### Requirement
Repeat every record below exactly as it appears.
======== Dataset entries ========
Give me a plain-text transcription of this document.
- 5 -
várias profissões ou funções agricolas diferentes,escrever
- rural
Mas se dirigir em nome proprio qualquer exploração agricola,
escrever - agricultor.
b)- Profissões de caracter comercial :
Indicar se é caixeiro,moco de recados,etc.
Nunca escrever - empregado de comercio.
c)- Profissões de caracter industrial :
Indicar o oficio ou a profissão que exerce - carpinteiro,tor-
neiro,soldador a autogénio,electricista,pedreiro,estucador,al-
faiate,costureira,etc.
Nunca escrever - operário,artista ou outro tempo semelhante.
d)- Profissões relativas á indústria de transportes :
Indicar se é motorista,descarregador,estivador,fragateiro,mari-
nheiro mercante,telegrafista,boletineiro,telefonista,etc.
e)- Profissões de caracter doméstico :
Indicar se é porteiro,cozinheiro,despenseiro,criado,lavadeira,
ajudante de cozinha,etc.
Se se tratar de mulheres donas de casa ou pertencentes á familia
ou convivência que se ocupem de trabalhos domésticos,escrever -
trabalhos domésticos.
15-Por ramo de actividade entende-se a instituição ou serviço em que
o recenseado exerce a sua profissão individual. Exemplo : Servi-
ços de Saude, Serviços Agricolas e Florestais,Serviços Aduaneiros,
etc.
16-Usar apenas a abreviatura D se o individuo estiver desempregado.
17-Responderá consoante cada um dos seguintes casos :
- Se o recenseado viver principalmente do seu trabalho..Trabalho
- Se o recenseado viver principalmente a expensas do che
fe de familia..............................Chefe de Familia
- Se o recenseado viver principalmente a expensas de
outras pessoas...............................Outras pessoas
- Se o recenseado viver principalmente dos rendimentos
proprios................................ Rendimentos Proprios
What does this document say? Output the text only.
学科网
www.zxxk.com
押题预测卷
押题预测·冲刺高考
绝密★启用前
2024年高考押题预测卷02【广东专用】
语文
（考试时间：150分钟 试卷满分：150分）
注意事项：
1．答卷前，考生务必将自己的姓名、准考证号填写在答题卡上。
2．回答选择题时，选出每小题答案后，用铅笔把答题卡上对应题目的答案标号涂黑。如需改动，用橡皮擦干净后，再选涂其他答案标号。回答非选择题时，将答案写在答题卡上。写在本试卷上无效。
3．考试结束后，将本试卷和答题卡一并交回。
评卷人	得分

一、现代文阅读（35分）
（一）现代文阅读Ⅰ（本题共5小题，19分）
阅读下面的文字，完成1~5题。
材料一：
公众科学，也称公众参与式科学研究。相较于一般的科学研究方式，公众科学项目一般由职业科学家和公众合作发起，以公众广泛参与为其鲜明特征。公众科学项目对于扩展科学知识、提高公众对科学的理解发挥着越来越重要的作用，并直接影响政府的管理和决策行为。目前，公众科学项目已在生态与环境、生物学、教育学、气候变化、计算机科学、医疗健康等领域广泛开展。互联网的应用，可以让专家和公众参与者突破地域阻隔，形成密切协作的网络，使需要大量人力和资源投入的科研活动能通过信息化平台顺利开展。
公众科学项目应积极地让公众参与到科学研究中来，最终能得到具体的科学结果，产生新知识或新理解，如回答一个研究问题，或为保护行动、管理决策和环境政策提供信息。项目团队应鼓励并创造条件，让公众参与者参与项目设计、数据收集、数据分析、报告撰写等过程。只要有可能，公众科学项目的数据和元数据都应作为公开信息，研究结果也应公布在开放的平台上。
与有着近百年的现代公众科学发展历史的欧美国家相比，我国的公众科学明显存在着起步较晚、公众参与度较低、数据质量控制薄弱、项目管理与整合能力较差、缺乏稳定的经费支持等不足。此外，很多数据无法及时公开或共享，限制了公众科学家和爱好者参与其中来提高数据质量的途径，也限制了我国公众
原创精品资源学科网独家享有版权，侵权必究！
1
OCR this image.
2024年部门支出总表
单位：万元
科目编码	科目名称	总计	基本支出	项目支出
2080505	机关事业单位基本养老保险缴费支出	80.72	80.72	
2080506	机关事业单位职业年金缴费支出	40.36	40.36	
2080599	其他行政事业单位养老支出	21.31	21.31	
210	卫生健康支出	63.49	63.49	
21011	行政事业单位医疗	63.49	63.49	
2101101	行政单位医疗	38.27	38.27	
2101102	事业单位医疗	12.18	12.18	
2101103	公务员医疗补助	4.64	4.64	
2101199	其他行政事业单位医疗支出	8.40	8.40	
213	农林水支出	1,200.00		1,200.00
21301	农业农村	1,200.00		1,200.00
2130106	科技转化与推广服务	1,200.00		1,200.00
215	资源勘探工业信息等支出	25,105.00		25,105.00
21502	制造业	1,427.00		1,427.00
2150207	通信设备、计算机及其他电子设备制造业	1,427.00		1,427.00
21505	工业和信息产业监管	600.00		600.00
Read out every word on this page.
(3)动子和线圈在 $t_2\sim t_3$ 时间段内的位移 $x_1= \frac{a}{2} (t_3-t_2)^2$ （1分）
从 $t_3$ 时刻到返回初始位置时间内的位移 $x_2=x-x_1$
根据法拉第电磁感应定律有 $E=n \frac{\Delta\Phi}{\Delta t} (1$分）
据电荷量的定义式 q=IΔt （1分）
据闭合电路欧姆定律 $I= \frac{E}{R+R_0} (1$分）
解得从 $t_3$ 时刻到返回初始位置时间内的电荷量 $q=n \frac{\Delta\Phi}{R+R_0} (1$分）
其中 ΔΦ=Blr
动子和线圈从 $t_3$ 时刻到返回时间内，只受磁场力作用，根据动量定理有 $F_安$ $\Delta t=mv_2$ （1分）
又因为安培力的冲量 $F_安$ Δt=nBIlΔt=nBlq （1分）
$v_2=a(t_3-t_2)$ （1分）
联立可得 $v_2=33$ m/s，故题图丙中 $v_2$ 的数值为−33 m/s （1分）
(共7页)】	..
========
### Output for this exercise
Give me a plain-text transcription of this document.
- 5 -
várias profissões ou funções agricolas diferentes,escrever
- rural
Mas se dirigir em nome proprio qualquer exploração agricola,
escrever - agricultor.
b)- Profissões de caracter comercial :
Indicar se é caixeiro,moco de recados,etc.
Nunca escrever - empregado de comercio.
c)- Profissões de caracter industrial :
Indicar o oficio ou a profissão que exerce - carpinteiro,tor-
neiro,soldador a autogénio,electricista,pedreiro,estucador,al-
faiate,costureira,etc.
Nunca escrever - operário,artista ou outro tempo semelhante.
d)- Profissões relativas á indústria de transportes :
Indicar se é motorista,descarregador,estivador,fragateiro,mari-
nheiro mercante,telegrafista,boletineiro,telefonista,etc.
e)- Profissões de caracter doméstico :
Indicar se é porteiro,cozinheiro,despenseiro,criado,lavadeira,
ajudante de cozinha,etc.
Se se tratar de mulheres donas de casa ou pertencentes á familia
ou convivência que se ocupem de trabalhos domésticos,escrever -
trabalhos domésticos.
15-Por ramo de actividade entende-se a instituição ou serviço em que
o recenseado exerce a sua profissão individual. Exemplo : Servi-
ços de Saude, Serviços Agricolas e Florestais,Serviços Aduaneiros,
etc.
16-Usar apenas a abreviatura D se o individuo estiver desempregado.
17-Responderá consoante cada um dos seguintes casos :
- Se o recenseado viver principalmente do seu trabalho..Trabalho
- Se o recenseado viver principalmente a expensas do che
fe de familia..............................Chefe de Familia
- Se o recenseado viver principalmente a expensas de
outras pessoas...............................Outras pessoas
- Se o recenseado viver principalmente dos rendimentos
proprios................................ Rendimentos Proprios
What does this document say? Output the text only.
学科网
www.zxxk.com
押题预测卷
押题预测·冲刺高考
绝密★启用前
2024年高考押题预测卷02【广东专用】
语文
（考试时间：150分钟 试卷满分：150分）
注意事项：
1．答卷前，考生务必将自己的姓名、准考证号填写在答题卡上。
2．回答选择题时，选出每小题答案后，用铅笔把答题卡上对应题目的答案标号涂黑。如需改动，用橡皮擦干净后，再选涂其他答案标号。回答非选择题时，将答案写在答题卡上。写在本试卷上无效。
3．考试结束后，将本试卷和答题卡一并交回。
评卷人	得分

一、现代文阅读（35分）
（一）现代文阅读Ⅰ（本题共5小题，19分）
阅读下面的文字，完成1~5题。
材料一：
公众科学，也称公众参与式科学研究。相较于一般的科学研究方式，公众科学项目一般由职业科学家和公众合作发起，以公众广泛参与为其鲜明特征。公众科学项目对于扩展科学知识、提高公众对科学的理解发挥着越来越重要的作用，并直接影响政府的管理和决策行为。目前，公众科学项目已在生态与环境、生物学、教育学、气候变化、计算机科学、医疗健康等领域广泛开展。互联网的应用，可以让专家和公众参与者突破地域阻隔，形成密切协作的网络，使需要大量人力和资源投入的科研活动能通过信息化平台顺利开展。
公众科学项目应积极地让公众参与到科学研究中来，最终能得到具体的科学结果，产生新知识或新理解，如回答一个研究问题，或为保护行动、管理决策和环境政策提供信息。项目团队应鼓励并创造条件，让公众参与者参与项目设计、数据收集、数据分析、报告撰写等过程。只要有可能，公众科学项目的数据和元数据都应作为公开信息，研究结果也应公布在开放的平台上。
与有着近百年的现代公众科学发展历史的欧美国家相比，我国的公众科学明显存在着起步较晚、公众参与度较低、数据质量控制薄弱、项目管理与整合能力较差、缺乏稳定的经费支持等不足。此外，很多数据无法及时公开或共享，限制了公众科学家和爱好者参与其中来提高数据质量的途径，也限制了我国公众
原创精品资源学科网独家享有版权，侵权必究！
1
OCR this image.
2024年部门支出总表
单位：万元
科目编码	科目名称	总计	基本支出	项目支出
2080505	机关事业单位基本养老保险缴费支出	80.72	80.72	
2080506	机关事业单位职业年金缴费支出	40.36	40.36	
2080599	其他行政事业单位养老支出	21.31	21.31	
210	卫生健康支出	63.49	63.49	
21011	行政事业单位医疗	63.49	63.49	
2101101	行政单位医疗	38.27	38.27	
2101102	事业单位医疗	12.18	12.18	
2101103	公务员医疗补助	4.64	4.64	
2101199	其他行政事业单位医疗支出	8.40	8.40	
213	农林水支出	1,200.00		1,200.00
21301	农业农村	1,200.00		1,200.00
2130106	科技转化与推广服务	1,200.00		1,200.00
215	资源勘探工业信息等支出	25,105.00		25,105.00
21502	制造业	1,427.00		1,427.00
2150207	通信设备、计算机及其他电子设备制造业	1,427.00		1,427.00
21505	工业和信息产业监管	600.00		600.00
Read out every word on this page.
(3)动子和线圈在 $t_2\sim t_3$ 时间段内的位移 $x_1= \frac{a}{2} (t_3-t_2)^2$ （1分）
从 $t_3$ 时刻到返回初始位置时间内的位移 $x_2=x-x_1$
根据法拉第电磁感应定律有 $E=n \frac{\Delta\Phi}{\Delta t} (1$分）
据电荷量的定义式 q=IΔt （1分）
据闭合电路欧姆定律 $I= \frac{E}{R+R_0} (1$分）
解得从 $t_3$ 时刻到返回初始位置时间内的电荷量 $q=n \frac{\Delta\Phi}{R+R_0} (1$分）
其中 ΔΦ=Blr
动子和线圈从 $t_3$ 时刻到返回时间内，只受磁场力作用，根据动量定理有 $F_安$ $\Delta t=mv_2$ （1分）
又因为安培力的冲量 $F_安$ Δt=nBIlΔt=nBlq （1分）
$v_2=a(t_3-t_2)$ （1分）
联立可得 $v_2=33$ m/s，故题图丙中 $v_2$ 的数值为−33 m/s （1分）
(共7页)】	..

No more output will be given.